Excerpts from a figure dataset
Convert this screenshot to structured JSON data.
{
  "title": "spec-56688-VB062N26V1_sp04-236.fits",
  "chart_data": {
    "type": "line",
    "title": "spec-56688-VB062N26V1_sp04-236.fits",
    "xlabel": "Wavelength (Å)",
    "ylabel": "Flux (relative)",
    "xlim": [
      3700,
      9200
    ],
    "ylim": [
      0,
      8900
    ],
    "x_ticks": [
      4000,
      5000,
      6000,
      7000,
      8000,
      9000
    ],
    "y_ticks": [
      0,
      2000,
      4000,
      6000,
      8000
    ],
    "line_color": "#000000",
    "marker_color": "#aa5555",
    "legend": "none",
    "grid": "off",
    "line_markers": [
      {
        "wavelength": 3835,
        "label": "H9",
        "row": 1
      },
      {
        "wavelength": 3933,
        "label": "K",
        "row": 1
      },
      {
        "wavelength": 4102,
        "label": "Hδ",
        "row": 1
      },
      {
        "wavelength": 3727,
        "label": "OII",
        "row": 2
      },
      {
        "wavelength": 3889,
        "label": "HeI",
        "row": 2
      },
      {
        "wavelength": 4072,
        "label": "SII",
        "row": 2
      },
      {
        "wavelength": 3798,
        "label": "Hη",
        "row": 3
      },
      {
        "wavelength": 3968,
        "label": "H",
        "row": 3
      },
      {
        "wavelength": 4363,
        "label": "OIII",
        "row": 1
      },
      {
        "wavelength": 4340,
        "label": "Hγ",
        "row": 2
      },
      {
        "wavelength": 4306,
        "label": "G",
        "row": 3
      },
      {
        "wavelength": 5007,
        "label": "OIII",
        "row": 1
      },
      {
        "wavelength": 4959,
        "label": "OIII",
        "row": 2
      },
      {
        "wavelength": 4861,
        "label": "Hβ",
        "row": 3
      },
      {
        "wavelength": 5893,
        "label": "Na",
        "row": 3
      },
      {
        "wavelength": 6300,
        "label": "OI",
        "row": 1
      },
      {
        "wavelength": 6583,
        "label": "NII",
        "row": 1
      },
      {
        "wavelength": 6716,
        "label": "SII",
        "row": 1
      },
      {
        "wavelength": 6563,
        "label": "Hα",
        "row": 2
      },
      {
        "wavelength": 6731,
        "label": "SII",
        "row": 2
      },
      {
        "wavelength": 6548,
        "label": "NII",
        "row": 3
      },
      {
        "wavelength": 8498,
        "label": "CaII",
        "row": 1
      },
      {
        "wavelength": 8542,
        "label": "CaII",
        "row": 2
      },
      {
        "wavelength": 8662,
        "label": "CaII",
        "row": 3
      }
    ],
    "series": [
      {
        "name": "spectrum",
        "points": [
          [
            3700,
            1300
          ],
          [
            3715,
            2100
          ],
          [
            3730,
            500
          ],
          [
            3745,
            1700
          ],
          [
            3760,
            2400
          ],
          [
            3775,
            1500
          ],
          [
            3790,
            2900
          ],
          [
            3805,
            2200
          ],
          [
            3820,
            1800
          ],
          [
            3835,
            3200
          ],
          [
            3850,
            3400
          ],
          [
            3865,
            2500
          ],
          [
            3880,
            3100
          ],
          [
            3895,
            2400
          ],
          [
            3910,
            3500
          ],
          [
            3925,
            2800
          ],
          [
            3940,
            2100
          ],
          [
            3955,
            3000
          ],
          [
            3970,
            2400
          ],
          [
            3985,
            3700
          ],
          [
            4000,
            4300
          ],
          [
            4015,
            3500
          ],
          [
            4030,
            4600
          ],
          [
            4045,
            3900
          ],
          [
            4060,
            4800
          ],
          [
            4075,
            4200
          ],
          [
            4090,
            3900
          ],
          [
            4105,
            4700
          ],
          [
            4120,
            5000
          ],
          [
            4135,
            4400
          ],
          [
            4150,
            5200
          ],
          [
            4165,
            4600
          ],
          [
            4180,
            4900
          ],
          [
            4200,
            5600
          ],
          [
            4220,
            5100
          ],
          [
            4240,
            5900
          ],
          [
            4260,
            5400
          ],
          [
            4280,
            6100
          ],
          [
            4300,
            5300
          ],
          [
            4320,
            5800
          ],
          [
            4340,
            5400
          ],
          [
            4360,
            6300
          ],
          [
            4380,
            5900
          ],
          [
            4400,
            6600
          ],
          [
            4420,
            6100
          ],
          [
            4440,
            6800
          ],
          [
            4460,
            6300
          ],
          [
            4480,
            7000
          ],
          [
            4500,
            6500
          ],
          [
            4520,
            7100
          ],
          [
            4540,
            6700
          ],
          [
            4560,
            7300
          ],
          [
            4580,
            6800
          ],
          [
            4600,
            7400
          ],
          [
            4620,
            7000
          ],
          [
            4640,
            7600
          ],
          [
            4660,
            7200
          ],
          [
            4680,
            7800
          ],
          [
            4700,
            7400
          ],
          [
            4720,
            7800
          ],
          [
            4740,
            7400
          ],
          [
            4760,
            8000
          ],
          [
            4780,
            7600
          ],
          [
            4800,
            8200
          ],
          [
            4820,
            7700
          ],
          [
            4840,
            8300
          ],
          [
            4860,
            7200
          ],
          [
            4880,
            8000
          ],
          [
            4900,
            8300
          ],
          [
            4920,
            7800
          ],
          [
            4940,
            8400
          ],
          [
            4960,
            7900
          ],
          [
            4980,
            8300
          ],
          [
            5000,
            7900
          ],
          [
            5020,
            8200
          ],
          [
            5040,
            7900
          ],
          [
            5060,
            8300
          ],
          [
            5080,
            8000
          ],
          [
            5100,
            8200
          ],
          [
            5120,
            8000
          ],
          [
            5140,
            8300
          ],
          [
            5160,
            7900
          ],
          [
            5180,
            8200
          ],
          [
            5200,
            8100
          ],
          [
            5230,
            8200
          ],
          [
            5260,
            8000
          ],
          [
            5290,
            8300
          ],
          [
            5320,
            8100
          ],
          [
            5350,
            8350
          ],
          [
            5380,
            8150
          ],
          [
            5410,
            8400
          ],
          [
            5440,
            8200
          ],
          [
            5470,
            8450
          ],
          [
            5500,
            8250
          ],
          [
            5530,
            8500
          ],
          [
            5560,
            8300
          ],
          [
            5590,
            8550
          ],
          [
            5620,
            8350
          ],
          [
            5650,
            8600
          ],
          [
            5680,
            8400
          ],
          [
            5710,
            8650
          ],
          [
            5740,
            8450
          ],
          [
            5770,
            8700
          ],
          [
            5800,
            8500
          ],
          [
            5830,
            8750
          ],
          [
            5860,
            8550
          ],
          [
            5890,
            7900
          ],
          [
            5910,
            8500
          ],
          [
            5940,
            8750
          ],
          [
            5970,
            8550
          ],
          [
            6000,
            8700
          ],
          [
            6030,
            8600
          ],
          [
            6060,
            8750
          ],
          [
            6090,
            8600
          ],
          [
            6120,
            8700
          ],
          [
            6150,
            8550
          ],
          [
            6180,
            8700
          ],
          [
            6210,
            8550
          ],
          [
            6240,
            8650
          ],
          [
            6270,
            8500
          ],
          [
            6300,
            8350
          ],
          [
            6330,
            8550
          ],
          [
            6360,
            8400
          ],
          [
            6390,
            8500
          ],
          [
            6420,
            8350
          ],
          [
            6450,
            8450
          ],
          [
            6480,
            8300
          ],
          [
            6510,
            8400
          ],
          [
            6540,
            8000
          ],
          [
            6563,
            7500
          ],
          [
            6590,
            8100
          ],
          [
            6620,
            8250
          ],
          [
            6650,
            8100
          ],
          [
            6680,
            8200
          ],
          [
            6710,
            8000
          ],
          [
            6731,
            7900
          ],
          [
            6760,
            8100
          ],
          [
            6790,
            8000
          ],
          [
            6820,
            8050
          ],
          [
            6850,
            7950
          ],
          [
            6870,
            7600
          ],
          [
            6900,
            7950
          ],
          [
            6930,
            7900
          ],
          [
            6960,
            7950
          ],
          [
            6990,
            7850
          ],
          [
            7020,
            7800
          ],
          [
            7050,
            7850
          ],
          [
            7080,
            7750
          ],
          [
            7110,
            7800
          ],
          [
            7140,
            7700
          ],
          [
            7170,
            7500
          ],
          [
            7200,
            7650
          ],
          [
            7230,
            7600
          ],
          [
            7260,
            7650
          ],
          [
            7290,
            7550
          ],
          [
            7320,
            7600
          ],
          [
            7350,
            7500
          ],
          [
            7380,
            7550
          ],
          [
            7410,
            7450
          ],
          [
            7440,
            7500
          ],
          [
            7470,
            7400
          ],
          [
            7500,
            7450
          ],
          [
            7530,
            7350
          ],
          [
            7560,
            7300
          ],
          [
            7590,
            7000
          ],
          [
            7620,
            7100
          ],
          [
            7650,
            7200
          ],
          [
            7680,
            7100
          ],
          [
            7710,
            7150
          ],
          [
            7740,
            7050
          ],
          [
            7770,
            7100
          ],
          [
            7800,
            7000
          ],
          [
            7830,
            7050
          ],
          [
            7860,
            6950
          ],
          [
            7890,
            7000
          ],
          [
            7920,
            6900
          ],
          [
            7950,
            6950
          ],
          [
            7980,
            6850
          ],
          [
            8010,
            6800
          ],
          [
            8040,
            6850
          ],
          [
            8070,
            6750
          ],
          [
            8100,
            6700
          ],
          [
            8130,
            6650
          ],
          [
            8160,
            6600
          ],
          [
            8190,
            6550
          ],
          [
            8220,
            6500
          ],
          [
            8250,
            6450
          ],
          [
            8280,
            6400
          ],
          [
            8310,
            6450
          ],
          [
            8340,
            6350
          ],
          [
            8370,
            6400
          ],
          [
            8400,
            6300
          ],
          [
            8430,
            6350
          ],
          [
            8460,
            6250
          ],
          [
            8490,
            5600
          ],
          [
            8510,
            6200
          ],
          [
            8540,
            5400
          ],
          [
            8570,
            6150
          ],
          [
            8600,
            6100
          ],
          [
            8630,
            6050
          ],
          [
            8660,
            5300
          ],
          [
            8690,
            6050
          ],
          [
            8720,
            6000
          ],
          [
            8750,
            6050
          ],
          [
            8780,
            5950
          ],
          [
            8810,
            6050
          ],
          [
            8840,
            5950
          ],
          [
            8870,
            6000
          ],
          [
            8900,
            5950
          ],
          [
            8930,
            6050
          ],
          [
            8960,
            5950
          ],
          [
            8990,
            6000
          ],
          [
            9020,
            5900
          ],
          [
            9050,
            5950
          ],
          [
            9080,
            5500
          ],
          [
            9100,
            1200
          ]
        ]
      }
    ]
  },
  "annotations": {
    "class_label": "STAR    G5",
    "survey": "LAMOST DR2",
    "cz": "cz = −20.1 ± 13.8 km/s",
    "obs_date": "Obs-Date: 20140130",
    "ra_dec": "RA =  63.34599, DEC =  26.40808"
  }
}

# Your task
Take every line that includes the string "fits" and copy it.

# Exercise output
  "title": "spec-56688-VB062N26V1_sp04-236.fits",
    "title": "spec-56688-VB062N26V1_sp04-236.fits",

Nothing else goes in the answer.